#### [Task input]
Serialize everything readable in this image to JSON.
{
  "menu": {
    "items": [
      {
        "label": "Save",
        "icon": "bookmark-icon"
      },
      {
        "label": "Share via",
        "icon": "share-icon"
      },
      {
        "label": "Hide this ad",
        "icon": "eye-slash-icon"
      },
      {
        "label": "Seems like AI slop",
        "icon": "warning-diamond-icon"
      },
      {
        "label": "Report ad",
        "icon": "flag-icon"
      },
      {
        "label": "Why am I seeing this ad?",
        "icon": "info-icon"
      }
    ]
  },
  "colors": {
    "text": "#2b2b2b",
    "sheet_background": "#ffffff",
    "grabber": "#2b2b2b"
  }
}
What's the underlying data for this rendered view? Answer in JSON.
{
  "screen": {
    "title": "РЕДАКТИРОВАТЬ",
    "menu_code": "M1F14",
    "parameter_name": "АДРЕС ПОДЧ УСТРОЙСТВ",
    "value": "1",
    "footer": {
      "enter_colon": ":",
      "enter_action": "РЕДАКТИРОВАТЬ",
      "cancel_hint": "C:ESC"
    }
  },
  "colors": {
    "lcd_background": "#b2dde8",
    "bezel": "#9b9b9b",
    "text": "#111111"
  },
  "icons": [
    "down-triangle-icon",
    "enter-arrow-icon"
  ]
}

#### [To be done]
Print out every entry, keeping each one exact.

#### [Complete output]
Serialize everything readable in this image to JSON.
{
  "menu": {
    "items": [
      {
        "label": "Save",
        "icon": "bookmark-icon"
      },
      {
        "label": "Share via",
        "icon": "share-icon"
      },
      {
        "label": "Hide this ad",
        "icon": "eye-slash-icon"
      },
      {
        "label": "Seems like AI slop",
        "icon": "warning-diamond-icon"
      },
      {
        "label": "Report ad",
        "icon": "flag-icon"
      },
      {
        "label": "Why am I seeing this ad?",
        "icon": "info-icon"
      }
    ]
  },
  "colors": {
    "text": "#2b2b2b",
    "sheet_background": "#ffffff",
    "grabber": "#2b2b2b"
  }
}
What's the underlying data for this rendered view? Answer in JSON.
{
  "screen": {
    "title": "РЕДАКТИРОВАТЬ",
    "menu_code": "M1F14",
    "parameter_name": "АДРЕС ПОДЧ УСТРОЙСТВ",
    "value": "1",
    "footer": {
      "enter_colon": ":",
      "enter_action": "РЕДАКТИРОВАТЬ",
      "cancel_hint": "C:ESC"
    }
  },
  "colors": {
    "lcd_background": "#b2dde8",
    "bezel": "#9b9b9b",
    "text": "#111111"
  },
  "icons": [
    "down-triangle-icon",
    "enter-arrow-icon"
  ]
}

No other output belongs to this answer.